___ Provided data ___

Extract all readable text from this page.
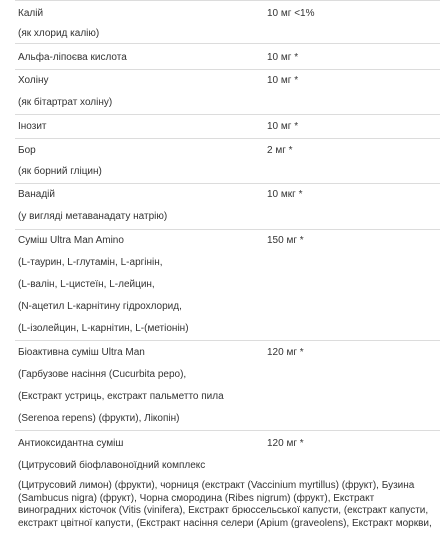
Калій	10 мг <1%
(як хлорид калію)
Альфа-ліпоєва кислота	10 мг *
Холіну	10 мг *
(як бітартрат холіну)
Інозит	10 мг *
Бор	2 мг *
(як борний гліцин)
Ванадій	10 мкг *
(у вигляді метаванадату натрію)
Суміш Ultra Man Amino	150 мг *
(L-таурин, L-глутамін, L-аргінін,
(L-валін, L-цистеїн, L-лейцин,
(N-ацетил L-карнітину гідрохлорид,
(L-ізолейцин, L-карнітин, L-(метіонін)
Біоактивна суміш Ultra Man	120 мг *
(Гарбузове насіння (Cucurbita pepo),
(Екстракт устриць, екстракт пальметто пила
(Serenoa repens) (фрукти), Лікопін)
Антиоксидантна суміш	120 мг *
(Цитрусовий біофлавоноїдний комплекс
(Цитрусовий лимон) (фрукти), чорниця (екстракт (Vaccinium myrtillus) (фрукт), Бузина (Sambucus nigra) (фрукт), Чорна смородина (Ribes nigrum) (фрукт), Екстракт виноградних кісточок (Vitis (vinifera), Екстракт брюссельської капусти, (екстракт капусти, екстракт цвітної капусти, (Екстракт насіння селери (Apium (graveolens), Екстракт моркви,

___
___ Provided data ___

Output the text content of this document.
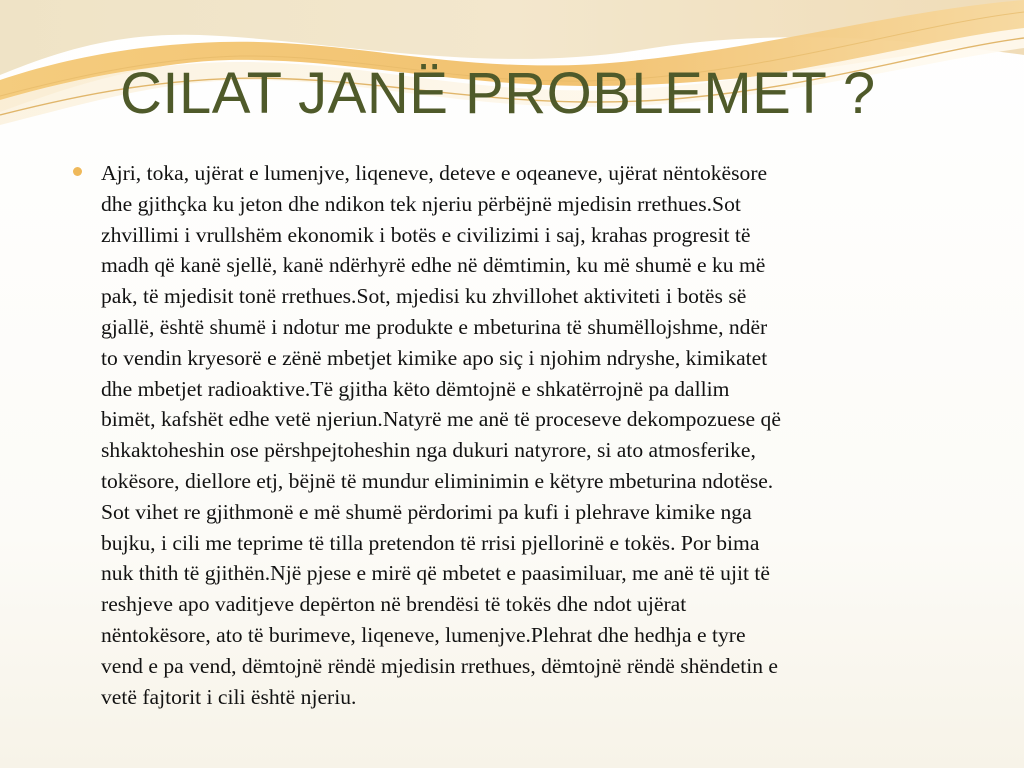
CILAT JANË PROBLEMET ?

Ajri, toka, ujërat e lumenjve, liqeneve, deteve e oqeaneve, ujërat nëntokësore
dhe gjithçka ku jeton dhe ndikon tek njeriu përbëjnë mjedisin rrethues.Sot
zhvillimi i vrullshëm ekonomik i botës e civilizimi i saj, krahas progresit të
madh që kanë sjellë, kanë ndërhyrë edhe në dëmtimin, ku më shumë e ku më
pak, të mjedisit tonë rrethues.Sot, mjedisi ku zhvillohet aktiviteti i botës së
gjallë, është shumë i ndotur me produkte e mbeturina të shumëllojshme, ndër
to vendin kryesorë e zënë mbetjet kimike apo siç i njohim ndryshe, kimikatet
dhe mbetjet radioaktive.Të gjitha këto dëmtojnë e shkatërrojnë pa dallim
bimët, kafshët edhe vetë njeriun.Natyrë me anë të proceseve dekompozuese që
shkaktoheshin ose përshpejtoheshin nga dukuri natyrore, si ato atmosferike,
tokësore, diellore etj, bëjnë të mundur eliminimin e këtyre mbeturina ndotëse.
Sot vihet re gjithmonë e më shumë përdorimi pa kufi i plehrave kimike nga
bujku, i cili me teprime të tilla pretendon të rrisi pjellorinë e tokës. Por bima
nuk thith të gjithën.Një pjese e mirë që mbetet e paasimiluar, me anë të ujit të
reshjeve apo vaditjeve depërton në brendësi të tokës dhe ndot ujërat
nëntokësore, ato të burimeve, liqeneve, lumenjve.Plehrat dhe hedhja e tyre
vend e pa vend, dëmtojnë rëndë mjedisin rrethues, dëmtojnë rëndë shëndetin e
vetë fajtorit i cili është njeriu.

___

Find every line holding the word "mbeturina"; give their count and nothing else.

2